**Directions for this task**
From the entries below, copy every line holding the word "Mapping".

== Exercise input

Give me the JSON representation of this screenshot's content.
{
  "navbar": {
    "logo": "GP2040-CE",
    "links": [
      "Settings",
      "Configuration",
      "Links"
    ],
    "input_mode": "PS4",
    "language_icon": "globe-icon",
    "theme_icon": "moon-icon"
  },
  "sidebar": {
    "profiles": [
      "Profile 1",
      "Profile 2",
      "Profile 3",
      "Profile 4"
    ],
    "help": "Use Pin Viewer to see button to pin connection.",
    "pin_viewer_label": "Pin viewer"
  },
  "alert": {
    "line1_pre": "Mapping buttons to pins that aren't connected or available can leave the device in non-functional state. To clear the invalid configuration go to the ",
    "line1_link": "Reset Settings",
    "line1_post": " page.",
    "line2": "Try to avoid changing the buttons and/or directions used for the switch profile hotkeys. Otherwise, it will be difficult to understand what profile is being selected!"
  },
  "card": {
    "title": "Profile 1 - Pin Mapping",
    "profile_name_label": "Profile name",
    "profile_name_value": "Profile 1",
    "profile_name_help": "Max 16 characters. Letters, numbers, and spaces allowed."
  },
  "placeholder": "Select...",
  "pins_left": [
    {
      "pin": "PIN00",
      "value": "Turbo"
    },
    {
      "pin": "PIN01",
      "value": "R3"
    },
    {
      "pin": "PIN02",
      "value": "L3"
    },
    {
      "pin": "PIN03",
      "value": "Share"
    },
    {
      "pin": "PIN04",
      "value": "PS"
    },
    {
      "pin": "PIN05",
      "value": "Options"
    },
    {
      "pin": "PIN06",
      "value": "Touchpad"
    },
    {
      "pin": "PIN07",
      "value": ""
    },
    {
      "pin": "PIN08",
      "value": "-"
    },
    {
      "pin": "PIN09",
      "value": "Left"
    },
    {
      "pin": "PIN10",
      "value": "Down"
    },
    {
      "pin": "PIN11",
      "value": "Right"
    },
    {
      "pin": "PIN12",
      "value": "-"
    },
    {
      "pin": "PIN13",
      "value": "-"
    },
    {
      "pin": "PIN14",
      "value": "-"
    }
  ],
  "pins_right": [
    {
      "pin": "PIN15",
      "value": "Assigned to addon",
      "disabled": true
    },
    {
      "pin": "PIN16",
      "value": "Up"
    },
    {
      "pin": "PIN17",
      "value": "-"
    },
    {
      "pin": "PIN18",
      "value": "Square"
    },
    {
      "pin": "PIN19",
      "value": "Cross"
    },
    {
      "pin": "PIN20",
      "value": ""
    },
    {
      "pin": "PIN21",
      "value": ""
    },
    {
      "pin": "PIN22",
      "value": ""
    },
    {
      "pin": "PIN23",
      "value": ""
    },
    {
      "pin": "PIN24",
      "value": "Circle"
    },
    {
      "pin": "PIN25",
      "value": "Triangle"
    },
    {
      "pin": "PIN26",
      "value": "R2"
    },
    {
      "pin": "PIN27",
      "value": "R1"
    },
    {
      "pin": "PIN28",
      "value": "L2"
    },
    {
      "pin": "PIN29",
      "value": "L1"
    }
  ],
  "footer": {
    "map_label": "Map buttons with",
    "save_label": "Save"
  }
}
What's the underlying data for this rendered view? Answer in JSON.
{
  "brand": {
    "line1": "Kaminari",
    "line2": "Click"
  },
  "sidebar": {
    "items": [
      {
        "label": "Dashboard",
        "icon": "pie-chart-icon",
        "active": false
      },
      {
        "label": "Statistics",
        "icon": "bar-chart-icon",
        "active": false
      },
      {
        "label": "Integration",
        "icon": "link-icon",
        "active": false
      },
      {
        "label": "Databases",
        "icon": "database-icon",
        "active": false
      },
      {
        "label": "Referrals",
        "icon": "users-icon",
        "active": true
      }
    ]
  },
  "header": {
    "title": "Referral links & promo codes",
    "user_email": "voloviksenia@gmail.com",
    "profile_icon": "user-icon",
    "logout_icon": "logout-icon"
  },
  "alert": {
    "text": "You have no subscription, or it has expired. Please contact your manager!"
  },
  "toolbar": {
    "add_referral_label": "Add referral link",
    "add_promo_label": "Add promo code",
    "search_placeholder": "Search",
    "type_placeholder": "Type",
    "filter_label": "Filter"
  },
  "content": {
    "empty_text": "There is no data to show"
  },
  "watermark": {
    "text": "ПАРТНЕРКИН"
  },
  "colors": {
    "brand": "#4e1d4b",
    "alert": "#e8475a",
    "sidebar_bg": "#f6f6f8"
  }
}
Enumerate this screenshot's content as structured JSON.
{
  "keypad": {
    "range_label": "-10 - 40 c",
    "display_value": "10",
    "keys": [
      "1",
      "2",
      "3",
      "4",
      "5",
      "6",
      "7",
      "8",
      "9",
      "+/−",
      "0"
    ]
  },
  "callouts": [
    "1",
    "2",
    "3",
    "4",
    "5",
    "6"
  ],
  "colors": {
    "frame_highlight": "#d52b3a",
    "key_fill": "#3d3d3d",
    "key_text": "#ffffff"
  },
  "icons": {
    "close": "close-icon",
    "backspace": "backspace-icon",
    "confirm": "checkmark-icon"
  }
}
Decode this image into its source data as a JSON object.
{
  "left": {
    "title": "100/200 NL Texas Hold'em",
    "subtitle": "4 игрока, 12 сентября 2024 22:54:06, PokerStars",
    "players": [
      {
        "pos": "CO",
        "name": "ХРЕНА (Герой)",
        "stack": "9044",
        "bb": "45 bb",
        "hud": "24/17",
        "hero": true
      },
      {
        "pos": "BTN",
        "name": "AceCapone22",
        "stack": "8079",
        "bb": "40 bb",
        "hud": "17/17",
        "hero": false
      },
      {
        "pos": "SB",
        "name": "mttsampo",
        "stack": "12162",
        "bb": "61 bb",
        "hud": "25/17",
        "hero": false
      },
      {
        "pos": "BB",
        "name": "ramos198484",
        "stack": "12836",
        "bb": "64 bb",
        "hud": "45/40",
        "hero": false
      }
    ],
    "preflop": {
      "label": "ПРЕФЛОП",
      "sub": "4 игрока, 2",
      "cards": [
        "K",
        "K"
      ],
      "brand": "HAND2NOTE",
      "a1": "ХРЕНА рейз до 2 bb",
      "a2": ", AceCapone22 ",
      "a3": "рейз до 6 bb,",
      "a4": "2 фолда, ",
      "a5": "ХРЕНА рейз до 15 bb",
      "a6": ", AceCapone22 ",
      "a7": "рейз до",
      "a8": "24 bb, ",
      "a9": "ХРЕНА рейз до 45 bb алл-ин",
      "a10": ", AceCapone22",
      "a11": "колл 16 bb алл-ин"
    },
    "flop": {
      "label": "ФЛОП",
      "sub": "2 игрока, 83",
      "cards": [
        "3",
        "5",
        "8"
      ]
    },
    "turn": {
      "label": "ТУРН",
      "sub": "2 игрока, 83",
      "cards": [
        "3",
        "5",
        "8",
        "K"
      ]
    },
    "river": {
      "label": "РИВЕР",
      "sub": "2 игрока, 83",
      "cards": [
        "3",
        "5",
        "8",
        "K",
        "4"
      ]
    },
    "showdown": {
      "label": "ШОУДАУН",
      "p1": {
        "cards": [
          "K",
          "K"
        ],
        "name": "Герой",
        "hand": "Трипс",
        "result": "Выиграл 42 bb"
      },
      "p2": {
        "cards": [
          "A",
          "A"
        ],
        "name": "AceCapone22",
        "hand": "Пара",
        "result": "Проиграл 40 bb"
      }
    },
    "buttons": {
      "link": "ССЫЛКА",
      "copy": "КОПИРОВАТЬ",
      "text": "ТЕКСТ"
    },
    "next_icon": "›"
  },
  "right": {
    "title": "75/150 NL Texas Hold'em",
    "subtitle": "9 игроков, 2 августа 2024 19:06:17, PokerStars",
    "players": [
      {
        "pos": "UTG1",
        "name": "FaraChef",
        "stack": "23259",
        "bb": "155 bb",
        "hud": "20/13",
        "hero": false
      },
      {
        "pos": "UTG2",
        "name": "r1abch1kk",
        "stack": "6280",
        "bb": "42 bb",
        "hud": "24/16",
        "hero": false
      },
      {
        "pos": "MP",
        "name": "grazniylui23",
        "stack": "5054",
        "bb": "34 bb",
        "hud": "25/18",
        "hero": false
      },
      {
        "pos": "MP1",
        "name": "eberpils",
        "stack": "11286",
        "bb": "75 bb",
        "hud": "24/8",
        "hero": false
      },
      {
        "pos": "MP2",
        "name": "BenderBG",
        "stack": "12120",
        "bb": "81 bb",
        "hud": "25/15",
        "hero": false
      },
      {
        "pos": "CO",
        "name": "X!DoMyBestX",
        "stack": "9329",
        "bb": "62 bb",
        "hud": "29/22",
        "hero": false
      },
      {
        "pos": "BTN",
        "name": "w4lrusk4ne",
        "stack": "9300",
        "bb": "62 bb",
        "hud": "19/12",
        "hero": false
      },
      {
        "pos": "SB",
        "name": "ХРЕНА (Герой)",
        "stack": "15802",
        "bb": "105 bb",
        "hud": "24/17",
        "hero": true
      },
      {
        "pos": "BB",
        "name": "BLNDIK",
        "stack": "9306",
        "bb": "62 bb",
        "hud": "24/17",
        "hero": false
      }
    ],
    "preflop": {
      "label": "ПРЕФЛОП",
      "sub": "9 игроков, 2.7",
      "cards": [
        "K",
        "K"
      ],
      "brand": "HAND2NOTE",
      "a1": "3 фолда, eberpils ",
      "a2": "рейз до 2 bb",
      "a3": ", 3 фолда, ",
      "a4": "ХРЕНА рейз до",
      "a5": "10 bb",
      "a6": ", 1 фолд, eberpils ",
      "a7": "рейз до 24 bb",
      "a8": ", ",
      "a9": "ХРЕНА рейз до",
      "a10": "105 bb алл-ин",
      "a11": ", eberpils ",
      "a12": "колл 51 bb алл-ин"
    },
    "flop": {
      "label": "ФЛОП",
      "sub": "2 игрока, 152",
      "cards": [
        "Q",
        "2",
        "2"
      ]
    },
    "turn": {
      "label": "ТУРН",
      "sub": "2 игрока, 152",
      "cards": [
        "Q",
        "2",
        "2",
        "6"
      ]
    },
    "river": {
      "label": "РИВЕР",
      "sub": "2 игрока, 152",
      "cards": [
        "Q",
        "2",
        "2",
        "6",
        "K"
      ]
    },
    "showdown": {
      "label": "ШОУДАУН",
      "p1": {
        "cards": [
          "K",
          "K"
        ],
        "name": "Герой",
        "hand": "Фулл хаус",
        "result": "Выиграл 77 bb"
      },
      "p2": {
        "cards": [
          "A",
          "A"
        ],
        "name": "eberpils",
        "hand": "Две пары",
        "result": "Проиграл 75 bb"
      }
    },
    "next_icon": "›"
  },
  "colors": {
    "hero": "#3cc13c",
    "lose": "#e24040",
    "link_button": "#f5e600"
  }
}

====

**The completed task**
    "line1_pre": "Mapping buttons to pins that aren't connected or available can leave the device in non-functional state. To clear the invalid configuration go to the ",
    "title": "Profile 1 - Pin Mapping",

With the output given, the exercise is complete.